Written request — Below are some records. Copy every line in them that holds "проекта".

Given records —
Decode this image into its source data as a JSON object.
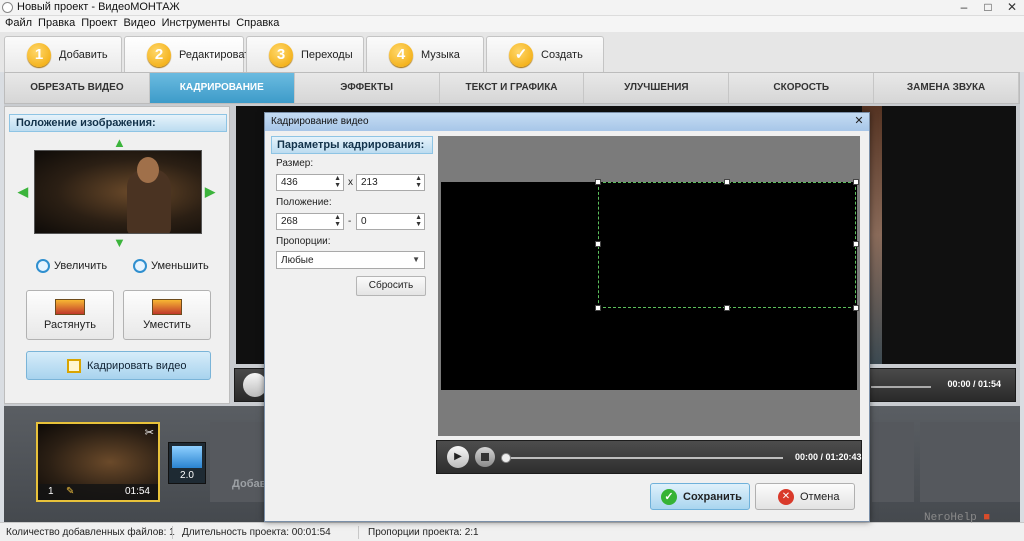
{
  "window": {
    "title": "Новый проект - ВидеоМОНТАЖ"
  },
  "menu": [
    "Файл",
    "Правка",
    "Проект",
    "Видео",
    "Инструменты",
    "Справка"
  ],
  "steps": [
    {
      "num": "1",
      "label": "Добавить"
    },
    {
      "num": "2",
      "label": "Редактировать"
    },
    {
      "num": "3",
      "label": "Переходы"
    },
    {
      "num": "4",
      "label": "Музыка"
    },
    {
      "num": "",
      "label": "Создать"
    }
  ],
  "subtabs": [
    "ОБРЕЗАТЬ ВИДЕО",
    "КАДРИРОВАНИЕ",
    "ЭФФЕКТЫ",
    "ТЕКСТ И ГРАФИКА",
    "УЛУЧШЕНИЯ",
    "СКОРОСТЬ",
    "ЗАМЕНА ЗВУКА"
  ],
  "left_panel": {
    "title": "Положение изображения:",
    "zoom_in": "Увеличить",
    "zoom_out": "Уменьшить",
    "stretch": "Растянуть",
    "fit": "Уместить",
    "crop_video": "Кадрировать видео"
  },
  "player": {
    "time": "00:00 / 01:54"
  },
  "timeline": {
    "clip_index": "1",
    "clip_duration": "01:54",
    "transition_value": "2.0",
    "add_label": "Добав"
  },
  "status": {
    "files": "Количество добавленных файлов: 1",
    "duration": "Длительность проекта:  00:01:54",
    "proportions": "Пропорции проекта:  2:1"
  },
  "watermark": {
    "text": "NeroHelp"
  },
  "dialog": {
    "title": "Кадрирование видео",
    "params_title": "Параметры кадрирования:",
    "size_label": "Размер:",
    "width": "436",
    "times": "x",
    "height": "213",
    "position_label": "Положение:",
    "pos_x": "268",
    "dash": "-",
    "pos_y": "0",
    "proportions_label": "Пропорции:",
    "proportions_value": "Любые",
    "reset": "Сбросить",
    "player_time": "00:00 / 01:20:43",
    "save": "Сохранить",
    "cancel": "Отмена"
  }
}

Full answer —
    "duration": "Длительность проекта:  00:01:54",
    "proportions": "Пропорции проекта:  2:1"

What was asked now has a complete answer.